## Aim
All the entries need to be quoted exactly, apart from the pictures, which you should drop.

## Recorded data
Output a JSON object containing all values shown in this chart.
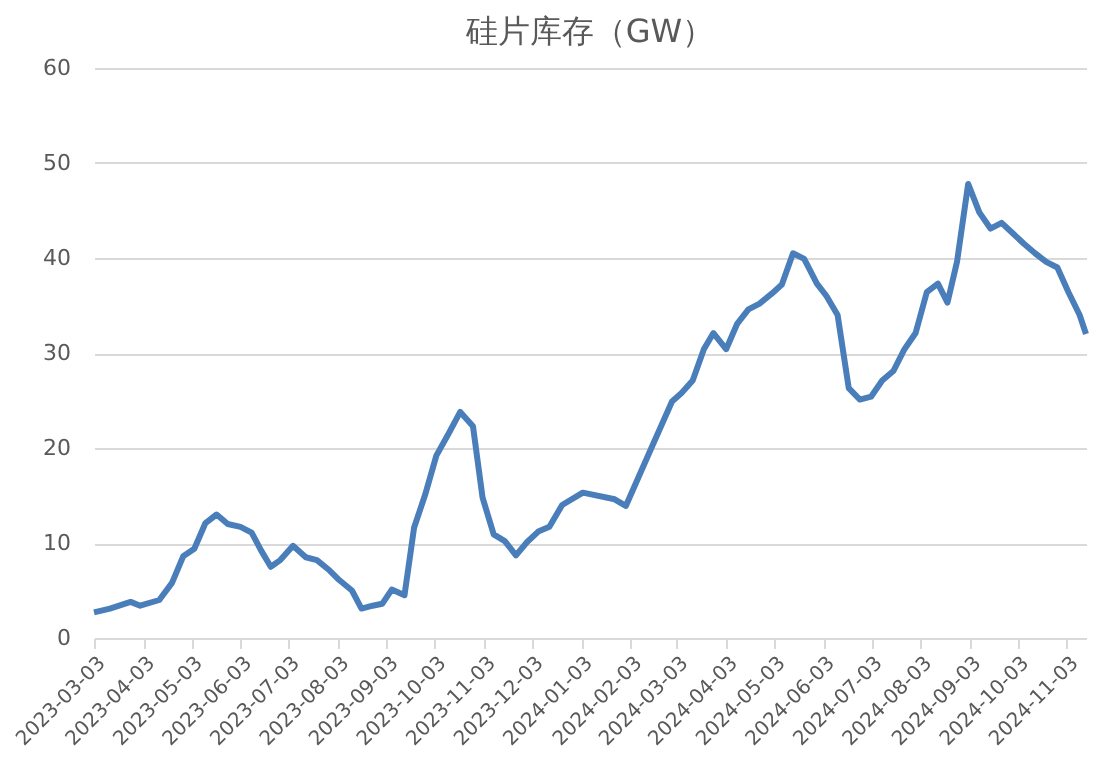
{
  "chart_data": {
    "type": "line",
    "title": "硅片库存（GW）",
    "x": [
      "2023-03-03",
      "2023-03-13",
      "2023-03-26",
      "2023-04-01",
      "2023-04-13",
      "2023-04-21",
      "2023-04-28",
      "2023-05-05",
      "2023-05-12",
      "2023-05-19",
      "2023-05-26",
      "2023-06-03",
      "2023-06-10",
      "2023-06-16",
      "2023-06-22",
      "2023-06-28",
      "2023-07-06",
      "2023-07-14",
      "2023-07-21",
      "2023-07-29",
      "2023-08-04",
      "2023-08-12",
      "2023-08-18",
      "2023-08-25",
      "2023-08-31",
      "2023-09-06",
      "2023-09-14",
      "2023-09-20",
      "2023-09-27",
      "2023-10-04",
      "2023-10-12",
      "2023-10-19",
      "2023-10-27",
      "2023-11-02",
      "2023-11-09",
      "2023-11-16",
      "2023-11-23",
      "2023-11-30",
      "2023-12-07",
      "2023-12-14",
      "2023-12-22",
      "2024-01-04",
      "2024-01-24",
      "2024-01-31",
      "2024-02-15",
      "2024-02-29",
      "2024-03-06",
      "2024-03-13",
      "2024-03-20",
      "2024-03-26",
      "2024-04-03",
      "2024-04-10",
      "2024-04-17",
      "2024-04-24",
      "2024-05-02",
      "2024-05-08",
      "2024-05-15",
      "2024-05-22",
      "2024-05-30",
      "2024-06-05",
      "2024-06-12",
      "2024-06-19",
      "2024-06-26",
      "2024-07-03",
      "2024-07-10",
      "2024-07-17",
      "2024-07-24",
      "2024-07-31",
      "2024-08-07",
      "2024-08-14",
      "2024-08-20",
      "2024-08-26",
      "2024-09-02",
      "2024-09-09",
      "2024-09-16",
      "2024-09-23",
      "2024-09-30",
      "2024-10-07",
      "2024-10-14",
      "2024-10-21",
      "2024-10-28",
      "2024-11-04",
      "2024-11-11",
      "2024-11-15"
    ],
    "series": [
      {
        "color": "#4a7ebb",
        "values": [
          2.7,
          3.1,
          3.8,
          3.4,
          4.0,
          5.8,
          8.6,
          9.4,
          12.1,
          13.0,
          12.0,
          11.7,
          11.1,
          9.2,
          7.5,
          8.2,
          9.7,
          8.5,
          8.2,
          7.1,
          6.1,
          5.0,
          3.1,
          3.4,
          3.6,
          5.1,
          4.5,
          11.6,
          15.1,
          19.2,
          21.6,
          23.8,
          22.3,
          14.8,
          10.9,
          10.2,
          8.7,
          10.1,
          11.2,
          11.7,
          14.0,
          15.3,
          14.6,
          13.9,
          19.6,
          24.9,
          25.8,
          27.1,
          30.4,
          32.1,
          30.4,
          33.1,
          34.6,
          35.2,
          36.3,
          37.2,
          40.5,
          39.9,
          37.3,
          36.0,
          34.0,
          26.3,
          25.1,
          25.4,
          27.1,
          28.1,
          30.4,
          32.1,
          36.4,
          37.3,
          35.3,
          39.6,
          47.8,
          44.8,
          43.1,
          43.7,
          42.6,
          41.5,
          40.5,
          39.6,
          39.0,
          36.4,
          34.0,
          32.0
        ]
      }
    ],
    "xlim": [
      "2023-03-03",
      "2024-11-15"
    ],
    "xticks": [
      "2023-03-03",
      "2023-04-03",
      "2023-05-03",
      "2023-06-03",
      "2023-07-03",
      "2023-08-03",
      "2023-09-03",
      "2023-10-03",
      "2023-11-03",
      "2023-12-03",
      "2024-01-03",
      "2024-02-03",
      "2024-03-03",
      "2024-04-03",
      "2024-05-03",
      "2024-06-03",
      "2024-07-03",
      "2024-08-03",
      "2024-09-03",
      "2024-10-03",
      "2024-11-03"
    ],
    "ylim": [
      0,
      60
    ],
    "yticks": [
      0,
      10,
      20,
      30,
      40,
      50,
      60
    ],
    "grid": "y",
    "legend": false,
    "marker": "none",
    "line_style": "solid"
  }
}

## Result below
Output a JSON object containing all values shown in this chart.
{
  "chart_data": {
    "type": "line",
    "title": "硅片库存（GW）",
    "x": [
      "2023-03-03",
      "2023-03-13",
      "2023-03-26",
      "2023-04-01",
      "2023-04-13",
      "2023-04-21",
      "2023-04-28",
      "2023-05-05",
      "2023-05-12",
      "2023-05-19",
      "2023-05-26",
      "2023-06-03",
      "2023-06-10",
      "2023-06-16",
      "2023-06-22",
      "2023-06-28",
      "2023-07-06",
      "2023-07-14",
      "2023-07-21",
      "2023-07-29",
      "2023-08-04",
      "2023-08-12",
      "2023-08-18",
      "2023-08-25",
      "2023-08-31",
      "2023-09-06",
      "2023-09-14",
      "2023-09-20",
      "2023-09-27",
      "2023-10-04",
      "2023-10-12",
      "2023-10-19",
      "2023-10-27",
      "2023-11-02",
      "2023-11-09",
      "2023-11-16",
      "2023-11-23",
      "2023-11-30",
      "2023-12-07",
      "2023-12-14",
      "2023-12-22",
      "2024-01-04",
      "2024-01-24",
      "2024-01-31",
      "2024-02-15",
      "2024-02-29",
      "2024-03-06",
      "2024-03-13",
      "2024-03-20",
      "2024-03-26",
      "2024-04-03",
      "2024-04-10",
      "2024-04-17",
      "2024-04-24",
      "2024-05-02",
      "2024-05-08",
      "2024-05-15",
      "2024-05-22",
      "2024-05-30",
      "2024-06-05",
      "2024-06-12",
      "2024-06-19",
      "2024-06-26",
      "2024-07-03",
      "2024-07-10",
      "2024-07-17",
      "2024-07-24",
      "2024-07-31",
      "2024-08-07",
      "2024-08-14",
      "2024-08-20",
      "2024-08-26",
      "2024-09-02",
      "2024-09-09",
      "2024-09-16",
      "2024-09-23",
      "2024-09-30",
      "2024-10-07",
      "2024-10-14",
      "2024-10-21",
      "2024-10-28",
      "2024-11-04",
      "2024-11-11",
      "2024-11-15"
    ],
    "series": [
      {
        "color": "#4a7ebb",
        "values": [
          2.7,
          3.1,
          3.8,
          3.4,
          4.0,
          5.8,
          8.6,
          9.4,
          12.1,
          13.0,
          12.0,
          11.7,
          11.1,
          9.2,
          7.5,
          8.2,
          9.7,
          8.5,
          8.2,
          7.1,
          6.1,
          5.0,
          3.1,
          3.4,
          3.6,
          5.1,
          4.5,
          11.6,
          15.1,
          19.2,
          21.6,
          23.8,
          22.3,
          14.8,
          10.9,
          10.2,
          8.7,
          10.1,
          11.2,
          11.7,
          14.0,
          15.3,
          14.6,
          13.9,
          19.6,
          24.9,
          25.8,
          27.1,
          30.4,
          32.1,
          30.4,
          33.1,
          34.6,
          35.2,
          36.3,
          37.2,
          40.5,
          39.9,
          37.3,
          36.0,
          34.0,
          26.3,
          25.1,
          25.4,
          27.1,
          28.1,
          30.4,
          32.1,
          36.4,
          37.3,
          35.3,
          39.6,
          47.8,
          44.8,
          43.1,
          43.7,
          42.6,
          41.5,
          40.5,
          39.6,
          39.0,
          36.4,
          34.0,
          32.0
        ]
      }
    ],
    "xlim": [
      "2023-03-03",
      "2024-11-15"
    ],
    "xticks": [
      "2023-03-03",
      "2023-04-03",
      "2023-05-03",
      "2023-06-03",
      "2023-07-03",
      "2023-08-03",
      "2023-09-03",
      "2023-10-03",
      "2023-11-03",
      "2023-12-03",
      "2024-01-03",
      "2024-02-03",
      "2024-03-03",
      "2024-04-03",
      "2024-05-03",
      "2024-06-03",
      "2024-07-03",
      "2024-08-03",
      "2024-09-03",
      "2024-10-03",
      "2024-11-03"
    ],
    "ylim": [
      0,
      60
    ],
    "yticks": [
      0,
      10,
      20,
      30,
      40,
      50,
      60
    ],
    "grid": "y",
    "legend": false,
    "marker": "none",
    "line_style": "solid"
  }
}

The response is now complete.